Saved data entries
──────

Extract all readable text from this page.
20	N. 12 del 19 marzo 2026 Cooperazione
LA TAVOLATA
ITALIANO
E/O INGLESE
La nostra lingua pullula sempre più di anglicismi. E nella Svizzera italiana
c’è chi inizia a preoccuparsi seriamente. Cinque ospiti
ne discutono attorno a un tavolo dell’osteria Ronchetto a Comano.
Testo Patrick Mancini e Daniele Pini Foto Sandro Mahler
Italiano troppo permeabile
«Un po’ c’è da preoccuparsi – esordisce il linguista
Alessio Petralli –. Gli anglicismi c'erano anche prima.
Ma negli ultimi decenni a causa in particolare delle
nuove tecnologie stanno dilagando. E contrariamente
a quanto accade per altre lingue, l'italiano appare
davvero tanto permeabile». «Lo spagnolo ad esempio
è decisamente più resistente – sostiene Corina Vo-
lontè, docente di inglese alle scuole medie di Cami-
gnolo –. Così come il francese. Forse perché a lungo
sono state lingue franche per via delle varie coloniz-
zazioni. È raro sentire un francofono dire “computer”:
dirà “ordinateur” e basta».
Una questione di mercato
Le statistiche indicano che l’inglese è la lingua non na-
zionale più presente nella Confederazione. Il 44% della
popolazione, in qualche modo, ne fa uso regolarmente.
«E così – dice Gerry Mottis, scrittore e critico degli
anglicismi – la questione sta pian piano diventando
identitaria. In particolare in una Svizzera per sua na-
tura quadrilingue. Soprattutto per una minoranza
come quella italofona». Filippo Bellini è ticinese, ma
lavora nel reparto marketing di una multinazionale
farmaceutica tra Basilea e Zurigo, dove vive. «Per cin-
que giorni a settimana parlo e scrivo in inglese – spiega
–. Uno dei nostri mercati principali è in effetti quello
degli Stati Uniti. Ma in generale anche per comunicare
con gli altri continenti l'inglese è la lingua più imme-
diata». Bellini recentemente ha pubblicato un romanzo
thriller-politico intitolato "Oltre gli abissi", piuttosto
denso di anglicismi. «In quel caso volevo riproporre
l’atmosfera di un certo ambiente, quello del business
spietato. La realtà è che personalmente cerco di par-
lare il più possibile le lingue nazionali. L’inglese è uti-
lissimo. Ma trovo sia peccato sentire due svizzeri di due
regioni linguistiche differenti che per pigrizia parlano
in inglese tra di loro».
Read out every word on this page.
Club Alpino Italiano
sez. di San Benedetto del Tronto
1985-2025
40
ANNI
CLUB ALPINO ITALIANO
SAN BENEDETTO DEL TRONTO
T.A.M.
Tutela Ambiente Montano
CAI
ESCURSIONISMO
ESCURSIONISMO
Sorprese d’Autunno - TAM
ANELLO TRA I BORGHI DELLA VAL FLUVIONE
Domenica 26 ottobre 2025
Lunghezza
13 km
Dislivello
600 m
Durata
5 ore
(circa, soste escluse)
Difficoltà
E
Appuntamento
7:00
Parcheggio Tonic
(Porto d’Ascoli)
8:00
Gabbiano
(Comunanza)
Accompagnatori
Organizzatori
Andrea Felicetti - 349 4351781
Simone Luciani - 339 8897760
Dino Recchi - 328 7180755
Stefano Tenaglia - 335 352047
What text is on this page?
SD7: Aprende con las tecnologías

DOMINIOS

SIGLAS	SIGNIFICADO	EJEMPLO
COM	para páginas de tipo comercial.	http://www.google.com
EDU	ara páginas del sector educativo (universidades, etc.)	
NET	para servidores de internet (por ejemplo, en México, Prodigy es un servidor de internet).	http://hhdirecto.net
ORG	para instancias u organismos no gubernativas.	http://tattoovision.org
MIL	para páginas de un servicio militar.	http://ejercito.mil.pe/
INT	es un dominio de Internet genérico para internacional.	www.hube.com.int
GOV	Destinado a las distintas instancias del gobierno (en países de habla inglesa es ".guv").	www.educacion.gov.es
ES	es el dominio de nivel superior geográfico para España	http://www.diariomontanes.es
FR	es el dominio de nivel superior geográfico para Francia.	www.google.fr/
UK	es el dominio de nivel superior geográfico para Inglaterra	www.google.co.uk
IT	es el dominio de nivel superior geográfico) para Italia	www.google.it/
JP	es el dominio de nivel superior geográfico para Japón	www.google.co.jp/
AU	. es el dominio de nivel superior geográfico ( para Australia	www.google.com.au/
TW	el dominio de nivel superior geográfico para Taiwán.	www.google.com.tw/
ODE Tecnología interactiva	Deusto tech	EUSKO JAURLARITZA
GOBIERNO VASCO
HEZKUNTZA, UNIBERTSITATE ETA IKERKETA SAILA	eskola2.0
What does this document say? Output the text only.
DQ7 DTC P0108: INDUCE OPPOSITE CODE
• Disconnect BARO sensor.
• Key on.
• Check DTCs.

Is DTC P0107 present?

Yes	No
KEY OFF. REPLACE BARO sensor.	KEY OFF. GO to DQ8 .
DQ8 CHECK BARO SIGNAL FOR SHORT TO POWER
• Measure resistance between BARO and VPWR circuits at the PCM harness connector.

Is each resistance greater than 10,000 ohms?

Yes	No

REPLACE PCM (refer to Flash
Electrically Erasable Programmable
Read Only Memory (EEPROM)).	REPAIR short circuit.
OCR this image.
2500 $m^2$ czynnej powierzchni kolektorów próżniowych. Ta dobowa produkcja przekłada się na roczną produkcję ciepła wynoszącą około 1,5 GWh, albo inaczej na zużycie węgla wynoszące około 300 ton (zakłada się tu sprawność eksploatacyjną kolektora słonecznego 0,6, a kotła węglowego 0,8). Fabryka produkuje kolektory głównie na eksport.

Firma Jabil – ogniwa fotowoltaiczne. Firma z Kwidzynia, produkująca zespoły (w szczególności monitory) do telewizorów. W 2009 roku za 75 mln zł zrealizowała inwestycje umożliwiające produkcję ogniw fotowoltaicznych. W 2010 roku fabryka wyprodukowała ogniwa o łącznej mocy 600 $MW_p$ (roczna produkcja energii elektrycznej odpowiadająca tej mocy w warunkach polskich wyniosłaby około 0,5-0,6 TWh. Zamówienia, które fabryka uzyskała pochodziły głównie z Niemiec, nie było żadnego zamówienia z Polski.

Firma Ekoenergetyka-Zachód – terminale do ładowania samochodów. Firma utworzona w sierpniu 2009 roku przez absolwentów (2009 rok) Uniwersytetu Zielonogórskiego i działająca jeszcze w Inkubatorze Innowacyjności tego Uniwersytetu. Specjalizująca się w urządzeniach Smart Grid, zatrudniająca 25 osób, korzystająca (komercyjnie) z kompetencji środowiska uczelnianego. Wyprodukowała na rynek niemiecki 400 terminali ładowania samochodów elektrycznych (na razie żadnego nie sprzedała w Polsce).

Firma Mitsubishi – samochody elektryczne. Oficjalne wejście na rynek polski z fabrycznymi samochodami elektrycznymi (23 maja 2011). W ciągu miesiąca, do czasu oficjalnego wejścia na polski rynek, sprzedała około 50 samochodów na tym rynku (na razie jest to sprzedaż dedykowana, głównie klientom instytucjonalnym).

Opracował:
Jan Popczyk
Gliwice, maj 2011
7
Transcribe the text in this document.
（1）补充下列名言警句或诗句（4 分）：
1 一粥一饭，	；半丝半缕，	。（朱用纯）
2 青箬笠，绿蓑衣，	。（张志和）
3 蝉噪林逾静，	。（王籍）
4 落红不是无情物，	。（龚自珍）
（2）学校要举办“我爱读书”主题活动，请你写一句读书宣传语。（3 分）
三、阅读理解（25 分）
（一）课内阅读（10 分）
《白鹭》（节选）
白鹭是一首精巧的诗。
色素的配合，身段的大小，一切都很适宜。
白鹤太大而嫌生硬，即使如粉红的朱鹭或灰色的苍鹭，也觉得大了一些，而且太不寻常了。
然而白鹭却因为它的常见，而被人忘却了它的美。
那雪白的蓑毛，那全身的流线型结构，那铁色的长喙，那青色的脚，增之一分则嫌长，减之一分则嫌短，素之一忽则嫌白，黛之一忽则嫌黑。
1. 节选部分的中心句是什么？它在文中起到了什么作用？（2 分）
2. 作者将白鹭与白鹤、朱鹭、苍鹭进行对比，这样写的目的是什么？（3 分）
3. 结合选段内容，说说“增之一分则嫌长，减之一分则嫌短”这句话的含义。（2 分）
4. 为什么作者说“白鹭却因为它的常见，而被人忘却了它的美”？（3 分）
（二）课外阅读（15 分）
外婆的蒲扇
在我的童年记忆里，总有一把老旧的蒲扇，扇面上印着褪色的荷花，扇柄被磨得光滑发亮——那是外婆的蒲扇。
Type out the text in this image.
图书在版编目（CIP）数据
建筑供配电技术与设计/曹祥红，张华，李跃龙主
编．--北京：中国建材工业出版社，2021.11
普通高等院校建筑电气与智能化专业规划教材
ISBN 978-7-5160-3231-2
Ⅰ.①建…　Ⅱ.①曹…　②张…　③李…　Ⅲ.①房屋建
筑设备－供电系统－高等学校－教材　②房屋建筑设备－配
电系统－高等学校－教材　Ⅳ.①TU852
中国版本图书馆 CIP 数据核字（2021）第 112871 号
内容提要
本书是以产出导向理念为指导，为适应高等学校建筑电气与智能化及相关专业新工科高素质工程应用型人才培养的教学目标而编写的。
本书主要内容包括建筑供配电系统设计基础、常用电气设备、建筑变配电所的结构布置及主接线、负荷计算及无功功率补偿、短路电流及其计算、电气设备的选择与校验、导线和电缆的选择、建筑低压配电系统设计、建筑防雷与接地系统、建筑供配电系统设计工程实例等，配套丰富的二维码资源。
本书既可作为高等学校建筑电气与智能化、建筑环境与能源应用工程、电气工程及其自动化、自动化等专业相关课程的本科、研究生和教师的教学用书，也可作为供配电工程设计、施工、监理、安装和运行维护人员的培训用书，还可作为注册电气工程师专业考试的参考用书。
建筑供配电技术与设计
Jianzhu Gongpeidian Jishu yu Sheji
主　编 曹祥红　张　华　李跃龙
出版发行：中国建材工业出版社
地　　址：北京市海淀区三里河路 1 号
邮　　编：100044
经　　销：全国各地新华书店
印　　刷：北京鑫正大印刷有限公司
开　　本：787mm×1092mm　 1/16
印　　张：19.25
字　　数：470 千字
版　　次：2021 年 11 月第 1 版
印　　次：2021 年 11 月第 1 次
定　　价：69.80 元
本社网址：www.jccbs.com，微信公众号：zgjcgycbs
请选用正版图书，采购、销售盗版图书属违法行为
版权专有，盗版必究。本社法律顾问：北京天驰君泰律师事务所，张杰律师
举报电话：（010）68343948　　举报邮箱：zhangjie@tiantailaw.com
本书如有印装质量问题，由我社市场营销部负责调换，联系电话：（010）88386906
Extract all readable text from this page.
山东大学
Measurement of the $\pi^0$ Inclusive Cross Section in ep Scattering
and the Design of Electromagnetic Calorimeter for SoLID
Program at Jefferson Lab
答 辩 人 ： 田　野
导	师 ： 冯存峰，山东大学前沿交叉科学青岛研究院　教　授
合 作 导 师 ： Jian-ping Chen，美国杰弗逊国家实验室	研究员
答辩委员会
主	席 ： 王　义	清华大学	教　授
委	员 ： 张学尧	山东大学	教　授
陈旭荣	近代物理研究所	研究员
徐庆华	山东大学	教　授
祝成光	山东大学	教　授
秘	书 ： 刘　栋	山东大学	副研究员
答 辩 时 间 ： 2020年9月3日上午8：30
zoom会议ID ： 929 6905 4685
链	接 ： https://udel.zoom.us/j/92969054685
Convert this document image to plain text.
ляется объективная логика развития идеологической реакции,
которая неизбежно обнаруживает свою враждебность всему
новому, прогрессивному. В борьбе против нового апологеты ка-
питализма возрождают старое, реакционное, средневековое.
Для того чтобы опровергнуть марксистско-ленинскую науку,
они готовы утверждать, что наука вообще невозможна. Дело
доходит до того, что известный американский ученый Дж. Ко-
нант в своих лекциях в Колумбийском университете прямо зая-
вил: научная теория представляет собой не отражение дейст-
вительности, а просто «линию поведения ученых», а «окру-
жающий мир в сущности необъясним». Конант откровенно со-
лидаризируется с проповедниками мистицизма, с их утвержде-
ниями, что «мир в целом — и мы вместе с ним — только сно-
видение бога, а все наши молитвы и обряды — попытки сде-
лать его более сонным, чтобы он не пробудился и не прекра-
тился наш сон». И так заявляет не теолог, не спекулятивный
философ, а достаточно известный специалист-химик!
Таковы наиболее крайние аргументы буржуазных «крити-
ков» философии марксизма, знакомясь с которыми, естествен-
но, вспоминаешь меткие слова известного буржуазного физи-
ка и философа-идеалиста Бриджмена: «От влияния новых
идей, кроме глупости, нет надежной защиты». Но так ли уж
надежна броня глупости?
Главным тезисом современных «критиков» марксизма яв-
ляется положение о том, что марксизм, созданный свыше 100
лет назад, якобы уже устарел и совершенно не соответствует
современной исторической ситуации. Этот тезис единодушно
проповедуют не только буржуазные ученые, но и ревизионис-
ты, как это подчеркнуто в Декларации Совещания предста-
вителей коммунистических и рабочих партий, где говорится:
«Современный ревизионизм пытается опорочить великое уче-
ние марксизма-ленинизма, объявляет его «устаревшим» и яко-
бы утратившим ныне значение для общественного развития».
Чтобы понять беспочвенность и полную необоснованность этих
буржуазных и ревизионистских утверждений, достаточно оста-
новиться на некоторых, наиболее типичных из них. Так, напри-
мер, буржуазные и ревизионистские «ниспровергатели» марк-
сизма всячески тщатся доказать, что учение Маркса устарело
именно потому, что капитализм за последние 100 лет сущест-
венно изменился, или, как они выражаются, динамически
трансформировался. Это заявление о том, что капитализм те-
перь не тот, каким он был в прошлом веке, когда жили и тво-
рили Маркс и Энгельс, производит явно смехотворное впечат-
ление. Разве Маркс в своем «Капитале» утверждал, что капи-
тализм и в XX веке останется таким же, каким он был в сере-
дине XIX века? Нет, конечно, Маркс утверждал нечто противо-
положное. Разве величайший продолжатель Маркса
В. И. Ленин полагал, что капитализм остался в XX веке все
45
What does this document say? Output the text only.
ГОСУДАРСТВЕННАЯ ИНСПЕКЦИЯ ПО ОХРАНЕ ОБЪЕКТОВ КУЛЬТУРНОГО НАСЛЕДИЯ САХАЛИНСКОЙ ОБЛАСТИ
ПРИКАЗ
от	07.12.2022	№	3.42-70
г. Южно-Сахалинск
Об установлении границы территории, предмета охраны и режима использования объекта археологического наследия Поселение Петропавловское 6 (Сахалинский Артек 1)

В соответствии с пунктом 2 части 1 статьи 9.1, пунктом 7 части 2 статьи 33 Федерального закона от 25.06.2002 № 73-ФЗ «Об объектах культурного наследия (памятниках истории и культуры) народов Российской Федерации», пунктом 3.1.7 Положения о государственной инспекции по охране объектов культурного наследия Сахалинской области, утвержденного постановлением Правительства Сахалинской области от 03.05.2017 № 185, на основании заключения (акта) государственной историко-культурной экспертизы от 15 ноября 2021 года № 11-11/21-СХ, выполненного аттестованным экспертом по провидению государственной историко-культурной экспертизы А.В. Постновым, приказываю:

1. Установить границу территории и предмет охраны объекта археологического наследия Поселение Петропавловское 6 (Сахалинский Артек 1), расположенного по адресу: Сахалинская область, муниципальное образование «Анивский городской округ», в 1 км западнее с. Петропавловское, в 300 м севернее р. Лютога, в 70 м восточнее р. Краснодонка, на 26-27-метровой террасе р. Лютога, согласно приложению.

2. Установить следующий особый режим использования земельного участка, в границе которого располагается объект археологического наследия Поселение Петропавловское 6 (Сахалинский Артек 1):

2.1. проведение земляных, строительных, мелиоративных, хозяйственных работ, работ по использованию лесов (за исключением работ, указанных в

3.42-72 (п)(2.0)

──────

### Set problem
List each line in the listing that contains the string "páginas".

### Solution to this task
COM	para páginas de tipo comercial.	http://www.google.com
EDU	ara páginas del sector educativo (universidades, etc.)	
MIL	para páginas de un servicio militar.	http://ejercito.mil.pe/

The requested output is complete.